** TASK INPUT **
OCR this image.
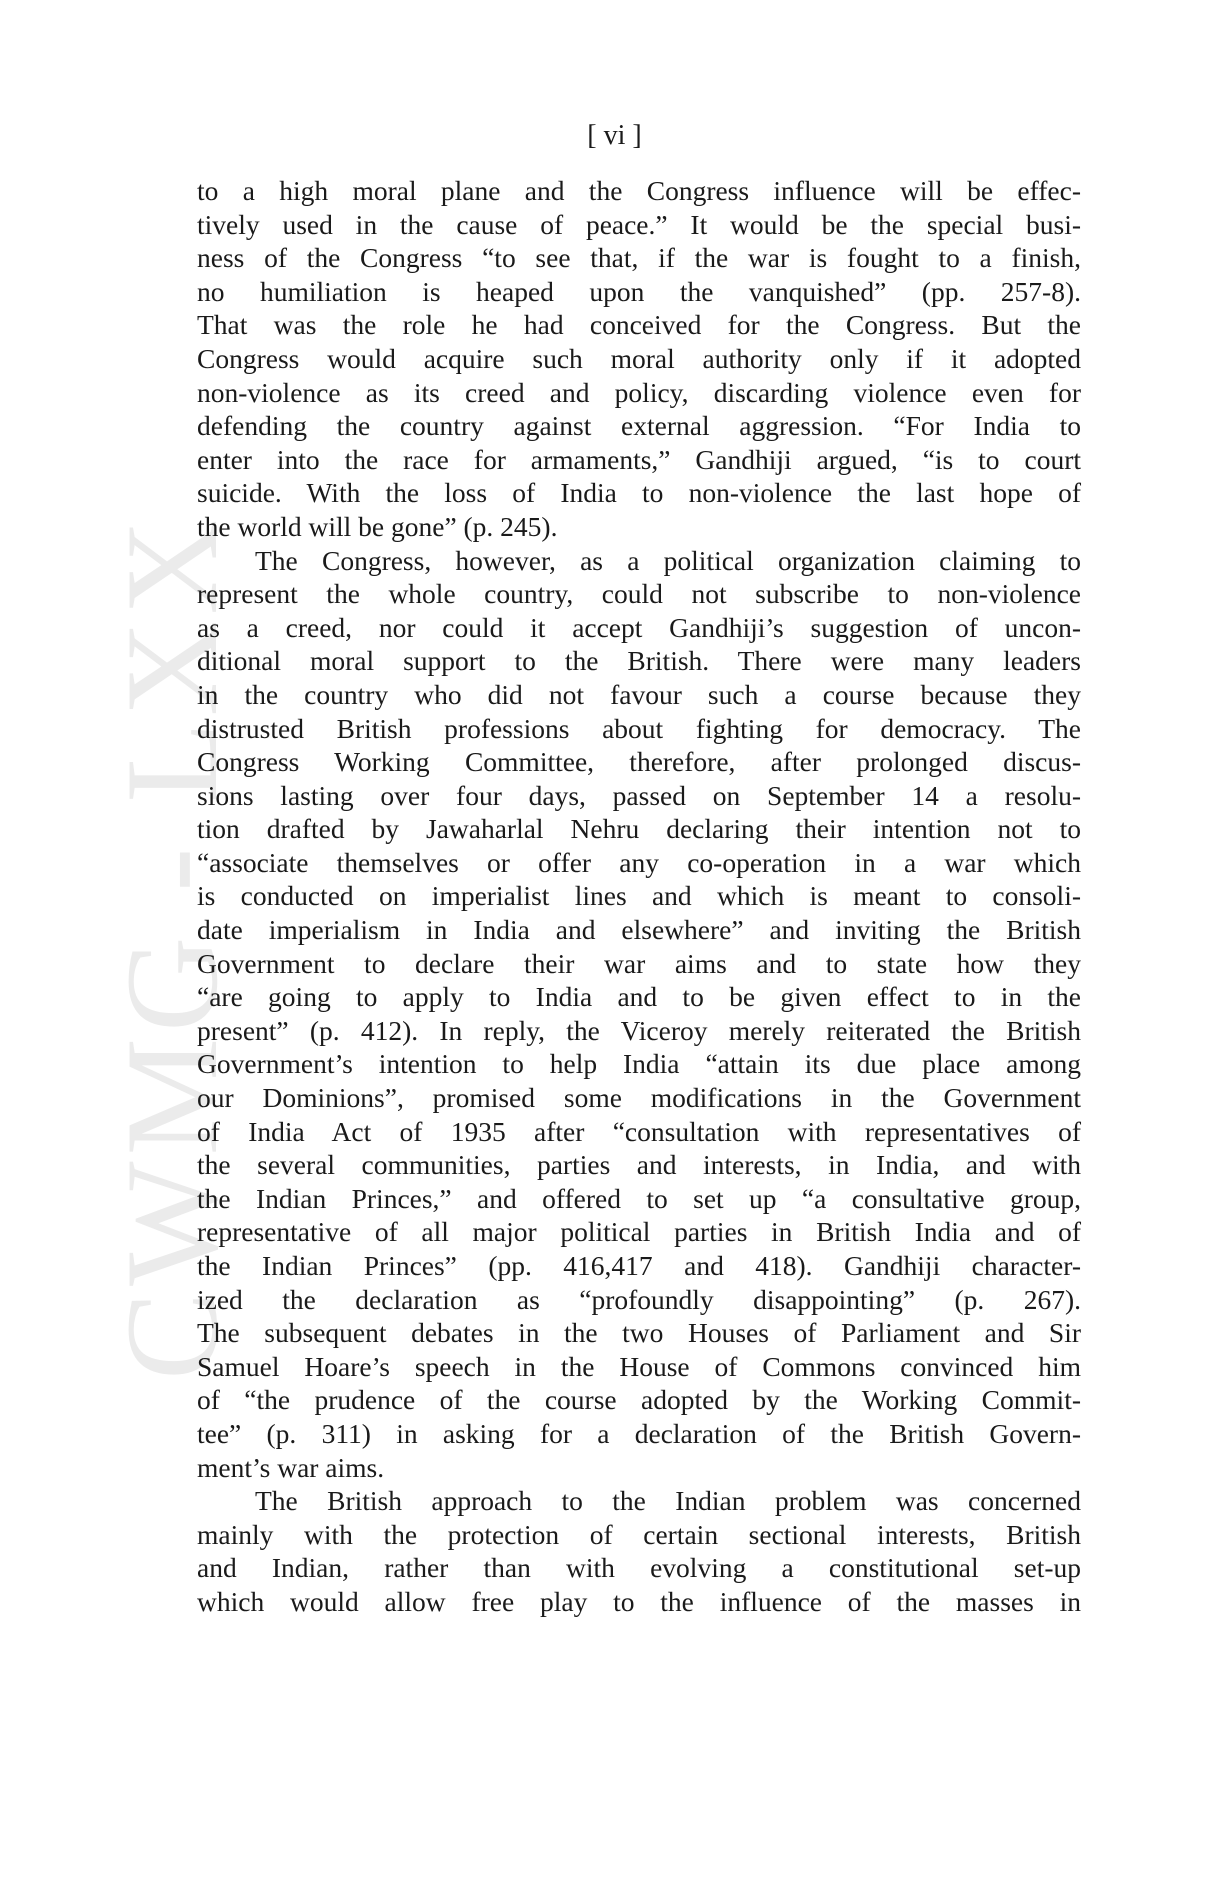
CWMG - LXX
[ vi ]
to a high moral plane and the Congress influence will be effec-
tively used in the cause of peace.” It would be the special busi-
ness of the Congress “to see that, if the war is fought to a finish,
no humiliation is heaped upon the vanquished” (pp. 257-8).
That was the role he had conceived for the Congress. But the
Congress would acquire such moral authority only if it adopted
non-violence as its creed and policy, discarding violence even for
defending the country against external aggression. “For India to
enter into the race for armaments,” Gandhiji argued, “is to court
suicide. With the loss of India to non-violence the last hope of
the world will be gone” (p. 245).
The Congress, however, as a political organization claiming to
represent the whole country, could not subscribe to non-violence
as a creed, nor could it accept Gandhiji’s suggestion of uncon-
ditional moral support to the British. There were many leaders
in the country who did not favour such a course because they
distrusted British professions about fighting for democracy. The
Congress Working Committee, therefore, after prolonged discus-
sions lasting over four days, passed on September 14 a resolu-
tion drafted by Jawaharlal Nehru declaring their intention not to
“associate themselves or offer any co-operation in a war which
is conducted on imperialist lines and which is meant to consoli-
date imperialism in India and elsewhere” and inviting the British
Government to declare their war aims and to state how they
“are going to apply to India and to be given effect to in the
present” (p. 412). In reply, the Viceroy merely reiterated the British
Government’s intention to help India “attain its due place among
our Dominions”, promised some modifications in the Government
of India Act of 1935 after “consultation with representatives of
the several communities, parties and interests, in India, and with
the Indian Princes,” and offered to set up “a consultative group,
representative of all major political parties in British India and of
the Indian Princes” (pp. 416,417 and 418). Gandhiji character-
ized the declaration as “profoundly disappointing” (p. 267).
The subsequent debates in the two Houses of Parliament and Sir
Samuel Hoare’s speech in the House of Commons convinced him
of “the prudence of the course adopted by the Working Commit-
tee” (p. 311) in asking for a declaration of the British Govern-
ment’s war aims.
The British approach to the Indian problem was concerned
mainly with the protection of certain sectional interests, British
and Indian, rather than with evolving a constitutional set-up
which would allow free play to the influence of the masses in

** WHAT YOU ARE ASKED TO DO **
Every entry must be transcribed exactly. Pictures do not belong in the copy.

** OUTPUT **
OCR this image.
CWMG - LXX
[ vi ]
to a high moral plane and the Congress influence will be effec-
tively used in the cause of peace.” It would be the special busi-
ness of the Congress “to see that, if the war is fought to a finish,
no humiliation is heaped upon the vanquished” (pp. 257-8).
That was the role he had conceived for the Congress. But the
Congress would acquire such moral authority only if it adopted
non-violence as its creed and policy, discarding violence even for
defending the country against external aggression. “For India to
enter into the race for armaments,” Gandhiji argued, “is to court
suicide. With the loss of India to non-violence the last hope of
the world will be gone” (p. 245).
The Congress, however, as a political organization claiming to
represent the whole country, could not subscribe to non-violence
as a creed, nor could it accept Gandhiji’s suggestion of uncon-
ditional moral support to the British. There were many leaders
in the country who did not favour such a course because they
distrusted British professions about fighting for democracy. The
Congress Working Committee, therefore, after prolonged discus-
sions lasting over four days, passed on September 14 a resolu-
tion drafted by Jawaharlal Nehru declaring their intention not to
“associate themselves or offer any co-operation in a war which
is conducted on imperialist lines and which is meant to consoli-
date imperialism in India and elsewhere” and inviting the British
Government to declare their war aims and to state how they
“are going to apply to India and to be given effect to in the
present” (p. 412). In reply, the Viceroy merely reiterated the British
Government’s intention to help India “attain its due place among
our Dominions”, promised some modifications in the Government
of India Act of 1935 after “consultation with representatives of
the several communities, parties and interests, in India, and with
the Indian Princes,” and offered to set up “a consultative group,
representative of all major political parties in British India and of
the Indian Princes” (pp. 416,417 and 418). Gandhiji character-
ized the declaration as “profoundly disappointing” (p. 267).
The subsequent debates in the two Houses of Parliament and Sir
Samuel Hoare’s speech in the House of Commons convinced him
of “the prudence of the course adopted by the Working Commit-
tee” (p. 311) in asking for a declaration of the British Govern-
ment’s war aims.
The British approach to the Indian problem was concerned
mainly with the protection of certain sectional interests, British
and Indian, rather than with evolving a constitutional set-up
which would allow free play to the influence of the masses in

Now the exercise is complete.